WHAT YOU NEED TO DO:
Extract the data exactly, missing nothing.

RECORDS FOR PROCESSING:
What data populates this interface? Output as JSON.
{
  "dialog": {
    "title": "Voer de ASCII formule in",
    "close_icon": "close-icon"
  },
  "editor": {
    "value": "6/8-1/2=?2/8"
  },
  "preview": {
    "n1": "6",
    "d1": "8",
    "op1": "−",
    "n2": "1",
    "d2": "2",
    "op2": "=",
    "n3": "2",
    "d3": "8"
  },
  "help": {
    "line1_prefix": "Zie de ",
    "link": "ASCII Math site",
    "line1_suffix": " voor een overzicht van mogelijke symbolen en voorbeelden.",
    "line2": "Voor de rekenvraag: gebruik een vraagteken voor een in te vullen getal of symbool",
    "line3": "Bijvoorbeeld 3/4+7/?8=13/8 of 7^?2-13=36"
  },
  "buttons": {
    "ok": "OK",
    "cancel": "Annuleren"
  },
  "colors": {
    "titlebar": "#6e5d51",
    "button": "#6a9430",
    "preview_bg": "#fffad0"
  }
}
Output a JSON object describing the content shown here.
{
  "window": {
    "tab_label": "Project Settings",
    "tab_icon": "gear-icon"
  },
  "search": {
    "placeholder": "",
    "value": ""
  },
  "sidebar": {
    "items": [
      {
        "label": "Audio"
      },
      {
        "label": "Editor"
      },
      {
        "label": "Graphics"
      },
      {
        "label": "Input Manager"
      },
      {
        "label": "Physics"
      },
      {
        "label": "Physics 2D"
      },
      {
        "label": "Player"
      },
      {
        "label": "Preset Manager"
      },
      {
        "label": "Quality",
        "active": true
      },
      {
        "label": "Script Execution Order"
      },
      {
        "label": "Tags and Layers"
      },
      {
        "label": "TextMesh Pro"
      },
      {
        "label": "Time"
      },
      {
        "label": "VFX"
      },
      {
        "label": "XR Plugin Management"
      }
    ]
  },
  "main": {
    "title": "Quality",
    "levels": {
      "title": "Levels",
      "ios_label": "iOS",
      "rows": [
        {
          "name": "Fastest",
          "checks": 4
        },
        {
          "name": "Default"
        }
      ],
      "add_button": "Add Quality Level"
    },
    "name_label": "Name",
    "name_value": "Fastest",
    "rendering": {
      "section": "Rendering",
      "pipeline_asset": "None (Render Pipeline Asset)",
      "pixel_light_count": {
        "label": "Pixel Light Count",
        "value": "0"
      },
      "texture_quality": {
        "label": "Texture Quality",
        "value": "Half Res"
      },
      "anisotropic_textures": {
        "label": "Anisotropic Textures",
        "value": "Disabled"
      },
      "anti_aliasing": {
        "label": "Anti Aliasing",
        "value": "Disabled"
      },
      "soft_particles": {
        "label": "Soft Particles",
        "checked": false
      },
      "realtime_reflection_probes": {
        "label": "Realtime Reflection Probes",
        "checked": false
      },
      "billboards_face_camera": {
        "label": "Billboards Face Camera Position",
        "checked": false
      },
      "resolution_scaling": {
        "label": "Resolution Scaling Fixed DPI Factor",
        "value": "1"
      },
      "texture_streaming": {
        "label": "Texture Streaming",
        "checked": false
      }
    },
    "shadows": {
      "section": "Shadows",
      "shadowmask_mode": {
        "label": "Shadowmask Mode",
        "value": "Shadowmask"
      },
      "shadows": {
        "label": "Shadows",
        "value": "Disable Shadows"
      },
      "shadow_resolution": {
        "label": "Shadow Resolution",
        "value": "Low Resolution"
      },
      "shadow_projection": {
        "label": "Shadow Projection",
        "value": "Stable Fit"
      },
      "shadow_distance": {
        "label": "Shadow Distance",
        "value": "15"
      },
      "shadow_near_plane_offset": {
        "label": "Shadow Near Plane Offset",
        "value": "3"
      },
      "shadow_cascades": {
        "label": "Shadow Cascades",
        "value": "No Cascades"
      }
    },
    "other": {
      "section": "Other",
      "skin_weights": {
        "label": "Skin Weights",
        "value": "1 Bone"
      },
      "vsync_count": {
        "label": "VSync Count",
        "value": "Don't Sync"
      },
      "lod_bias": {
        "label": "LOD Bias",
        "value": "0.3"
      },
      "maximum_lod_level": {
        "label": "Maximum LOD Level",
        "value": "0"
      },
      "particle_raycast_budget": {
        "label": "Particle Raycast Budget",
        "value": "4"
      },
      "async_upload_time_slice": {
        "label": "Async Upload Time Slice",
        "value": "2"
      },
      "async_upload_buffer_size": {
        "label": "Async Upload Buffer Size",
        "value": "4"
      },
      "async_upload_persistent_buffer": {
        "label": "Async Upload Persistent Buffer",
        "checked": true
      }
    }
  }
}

REPLY:
What data populates this interface? Output as JSON.
{
  "dialog": {
    "title": "Voer de ASCII formule in",
    "close_icon": "close-icon"
  },
  "editor": {
    "value": "6/8-1/2=?2/8"
  },
  "preview": {
    "n1": "6",
    "d1": "8",
    "op1": "−",
    "n2": "1",
    "d2": "2",
    "op2": "=",
    "n3": "2",
    "d3": "8"
  },
  "help": {
    "line1_prefix": "Zie de ",
    "link": "ASCII Math site",
    "line1_suffix": " voor een overzicht van mogelijke symbolen en voorbeelden.",
    "line2": "Voor de rekenvraag: gebruik een vraagteken voor een in te vullen getal of symbool",
    "line3": "Bijvoorbeeld 3/4+7/?8=13/8 of 7^?2-13=36"
  },
  "buttons": {
    "ok": "OK",
    "cancel": "Annuleren"
  },
  "colors": {
    "titlebar": "#6e5d51",
    "button": "#6a9430",
    "preview_bg": "#fffad0"
  }
}
Output a JSON object describing the content shown here.
{
  "window": {
    "tab_label": "Project Settings",
    "tab_icon": "gear-icon"
  },
  "search": {
    "placeholder": "",
    "value": ""
  },
  "sidebar": {
    "items": [
      {
        "label": "Audio"
      },
      {
        "label": "Editor"
      },
      {
        "label": "Graphics"
      },
      {
        "label": "Input Manager"
      },
      {
        "label": "Physics"
      },
      {
        "label": "Physics 2D"
      },
      {
        "label": "Player"
      },
      {
        "label": "Preset Manager"
      },
      {
        "label": "Quality",
        "active": true
      },
      {
        "label": "Script Execution Order"
      },
      {
        "label": "Tags and Layers"
      },
      {
        "label": "TextMesh Pro"
      },
      {
        "label": "Time"
      },
      {
        "label": "VFX"
      },
      {
        "label": "XR Plugin Management"
      }
    ]
  },
  "main": {
    "title": "Quality",
    "levels": {
      "title": "Levels",
      "ios_label": "iOS",
      "rows": [
        {
          "name": "Fastest",
          "checks": 4
        },
        {
          "name": "Default"
        }
      ],
      "add_button": "Add Quality Level"
    },
    "name_label": "Name",
    "name_value": "Fastest",
    "rendering": {
      "section": "Rendering",
      "pipeline_asset": "None (Render Pipeline Asset)",
      "pixel_light_count": {
        "label": "Pixel Light Count",
        "value": "0"
      },
      "texture_quality": {
        "label": "Texture Quality",
        "value": "Half Res"
      },
      "anisotropic_textures": {
        "label": "Anisotropic Textures",
        "value": "Disabled"
      },
      "anti_aliasing": {
        "label": "Anti Aliasing",
        "value": "Disabled"
      },
      "soft_particles": {
        "label": "Soft Particles",
        "checked": false
      },
      "realtime_reflection_probes": {
        "label": "Realtime Reflection Probes",
        "checked": false
      },
      "billboards_face_camera": {
        "label": "Billboards Face Camera Position",
        "checked": false
      },
      "resolution_scaling": {
        "label": "Resolution Scaling Fixed DPI Factor",
        "value": "1"
      },
      "texture_streaming": {
        "label": "Texture Streaming",
        "checked": false
      }
    },
    "shadows": {
      "section": "Shadows",
      "shadowmask_mode": {
        "label": "Shadowmask Mode",
        "value": "Shadowmask"
      },
      "shadows": {
        "label": "Shadows",
        "value": "Disable Shadows"
      },
      "shadow_resolution": {
        "label": "Shadow Resolution",
        "value": "Low Resolution"
      },
      "shadow_projection": {
        "label": "Shadow Projection",
        "value": "Stable Fit"
      },
      "shadow_distance": {
        "label": "Shadow Distance",
        "value": "15"
      },
      "shadow_near_plane_offset": {
        "label": "Shadow Near Plane Offset",
        "value": "3"
      },
      "shadow_cascades": {
        "label": "Shadow Cascades",
        "value": "No Cascades"
      }
    },
    "other": {
      "section": "Other",
      "skin_weights": {
        "label": "Skin Weights",
        "value": "1 Bone"
      },
      "vsync_count": {
        "label": "VSync Count",
        "value": "Don't Sync"
      },
      "lod_bias": {
        "label": "LOD Bias",
        "value": "0.3"
      },
      "maximum_lod_level": {
        "label": "Maximum LOD Level",
        "value": "0"
      },
      "particle_raycast_budget": {
        "label": "Particle Raycast Budget",
        "value": "4"
      },
      "async_upload_time_slice": {
        "label": "Async Upload Time Slice",
        "value": "2"
      },
      "async_upload_buffer_size": {
        "label": "Async Upload Buffer Size",
        "value": "4"
      },
      "async_upload_persistent_buffer": {
        "label": "Async Upload Persistent Buffer",
        "checked": true
      }
    }
  }
}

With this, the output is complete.